* **WORK REQUEST**: Copy out, from the entries below, each line that holds the string "eCommerce".

* **PROVIDED ENTRIES**:
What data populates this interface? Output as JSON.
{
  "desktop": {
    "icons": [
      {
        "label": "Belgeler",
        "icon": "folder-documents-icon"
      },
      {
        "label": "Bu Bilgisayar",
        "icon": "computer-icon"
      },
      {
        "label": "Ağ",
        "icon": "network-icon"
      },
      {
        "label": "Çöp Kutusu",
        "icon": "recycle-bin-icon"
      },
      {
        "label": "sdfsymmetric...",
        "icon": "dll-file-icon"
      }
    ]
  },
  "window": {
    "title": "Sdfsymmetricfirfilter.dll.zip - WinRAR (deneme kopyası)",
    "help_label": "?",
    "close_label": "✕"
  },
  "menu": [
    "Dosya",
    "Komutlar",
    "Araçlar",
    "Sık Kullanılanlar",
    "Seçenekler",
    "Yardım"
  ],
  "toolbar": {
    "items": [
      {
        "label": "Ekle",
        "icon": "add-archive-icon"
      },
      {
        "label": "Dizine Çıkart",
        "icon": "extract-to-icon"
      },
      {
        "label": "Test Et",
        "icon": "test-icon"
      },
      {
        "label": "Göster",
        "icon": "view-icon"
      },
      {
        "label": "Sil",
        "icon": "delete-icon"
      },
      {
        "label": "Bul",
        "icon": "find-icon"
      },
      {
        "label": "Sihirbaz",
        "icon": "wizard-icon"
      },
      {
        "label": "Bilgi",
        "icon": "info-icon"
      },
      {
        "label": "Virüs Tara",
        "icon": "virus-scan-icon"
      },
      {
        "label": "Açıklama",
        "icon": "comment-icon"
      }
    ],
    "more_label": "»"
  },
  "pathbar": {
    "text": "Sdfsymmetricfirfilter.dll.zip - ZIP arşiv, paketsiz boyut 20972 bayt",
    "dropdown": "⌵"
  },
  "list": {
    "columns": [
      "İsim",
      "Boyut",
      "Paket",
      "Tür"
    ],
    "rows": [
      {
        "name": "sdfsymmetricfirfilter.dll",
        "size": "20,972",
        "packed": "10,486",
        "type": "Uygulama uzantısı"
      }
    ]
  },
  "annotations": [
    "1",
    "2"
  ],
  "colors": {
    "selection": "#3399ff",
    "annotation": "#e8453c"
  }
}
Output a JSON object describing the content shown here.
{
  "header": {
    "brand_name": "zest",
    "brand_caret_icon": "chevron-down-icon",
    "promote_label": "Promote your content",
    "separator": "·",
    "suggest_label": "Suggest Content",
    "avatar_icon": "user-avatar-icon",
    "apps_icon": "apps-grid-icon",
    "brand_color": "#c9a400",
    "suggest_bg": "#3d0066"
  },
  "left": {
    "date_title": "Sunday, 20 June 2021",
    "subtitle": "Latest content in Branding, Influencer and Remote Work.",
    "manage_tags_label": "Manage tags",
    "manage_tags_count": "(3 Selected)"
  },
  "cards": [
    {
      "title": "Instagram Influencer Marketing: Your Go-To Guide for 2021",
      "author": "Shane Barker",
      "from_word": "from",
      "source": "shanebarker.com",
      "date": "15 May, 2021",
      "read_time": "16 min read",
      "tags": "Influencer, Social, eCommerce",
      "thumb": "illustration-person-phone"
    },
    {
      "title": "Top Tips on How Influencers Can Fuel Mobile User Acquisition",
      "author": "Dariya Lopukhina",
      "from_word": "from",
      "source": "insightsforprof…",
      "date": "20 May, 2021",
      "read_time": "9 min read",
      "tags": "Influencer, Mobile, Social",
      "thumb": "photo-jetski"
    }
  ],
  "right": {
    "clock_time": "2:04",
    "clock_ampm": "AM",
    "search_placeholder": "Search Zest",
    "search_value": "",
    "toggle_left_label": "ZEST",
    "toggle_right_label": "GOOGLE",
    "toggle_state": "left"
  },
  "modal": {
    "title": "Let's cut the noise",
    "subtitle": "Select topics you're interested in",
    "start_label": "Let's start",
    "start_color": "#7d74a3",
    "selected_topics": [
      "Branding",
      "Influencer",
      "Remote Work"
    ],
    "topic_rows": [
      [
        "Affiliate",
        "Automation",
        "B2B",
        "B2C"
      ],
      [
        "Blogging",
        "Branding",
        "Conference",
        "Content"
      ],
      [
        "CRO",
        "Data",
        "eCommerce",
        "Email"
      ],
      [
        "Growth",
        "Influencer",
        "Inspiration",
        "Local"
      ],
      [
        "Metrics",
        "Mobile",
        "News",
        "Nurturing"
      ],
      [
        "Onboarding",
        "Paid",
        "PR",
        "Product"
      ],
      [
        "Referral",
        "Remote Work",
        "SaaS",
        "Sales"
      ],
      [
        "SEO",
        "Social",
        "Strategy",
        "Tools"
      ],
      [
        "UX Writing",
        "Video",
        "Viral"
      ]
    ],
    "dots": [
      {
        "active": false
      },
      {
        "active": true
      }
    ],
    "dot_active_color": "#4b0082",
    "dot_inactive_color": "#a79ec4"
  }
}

* **ANSWER**:
      "tags": "Influencer, Social, eCommerce",
        "eCommerce",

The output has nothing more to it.